§ **SET PROBLEM**: Give the number of lines containing the word "αὐτοῦ" and nothing more.

[Begin]

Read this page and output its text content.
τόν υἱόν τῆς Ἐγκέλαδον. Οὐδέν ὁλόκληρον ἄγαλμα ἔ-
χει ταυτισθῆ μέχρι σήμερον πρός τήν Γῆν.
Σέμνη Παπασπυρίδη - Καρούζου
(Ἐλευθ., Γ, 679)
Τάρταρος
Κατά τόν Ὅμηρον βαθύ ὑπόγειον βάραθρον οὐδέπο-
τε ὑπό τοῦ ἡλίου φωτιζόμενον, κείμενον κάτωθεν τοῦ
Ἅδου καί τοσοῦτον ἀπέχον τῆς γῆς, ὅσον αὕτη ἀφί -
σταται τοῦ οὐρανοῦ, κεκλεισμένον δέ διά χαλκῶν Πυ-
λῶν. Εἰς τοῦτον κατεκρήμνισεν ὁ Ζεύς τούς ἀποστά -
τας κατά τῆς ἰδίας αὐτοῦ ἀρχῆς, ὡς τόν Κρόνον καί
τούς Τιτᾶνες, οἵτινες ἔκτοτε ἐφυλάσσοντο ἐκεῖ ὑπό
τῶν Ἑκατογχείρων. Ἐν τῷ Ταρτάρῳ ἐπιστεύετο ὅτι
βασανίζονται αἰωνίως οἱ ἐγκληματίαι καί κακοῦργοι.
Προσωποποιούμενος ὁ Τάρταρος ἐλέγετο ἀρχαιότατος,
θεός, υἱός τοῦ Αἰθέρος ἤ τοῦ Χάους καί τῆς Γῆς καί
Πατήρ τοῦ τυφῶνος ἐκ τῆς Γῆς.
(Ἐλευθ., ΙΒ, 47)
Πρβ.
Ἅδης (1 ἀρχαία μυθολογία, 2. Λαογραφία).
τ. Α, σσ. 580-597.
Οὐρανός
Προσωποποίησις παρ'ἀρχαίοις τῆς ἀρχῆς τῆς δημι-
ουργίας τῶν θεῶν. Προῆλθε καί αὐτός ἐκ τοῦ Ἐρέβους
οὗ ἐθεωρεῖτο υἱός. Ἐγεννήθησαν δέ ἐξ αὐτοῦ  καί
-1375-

[End]

§ **FULL ANSWER**: 2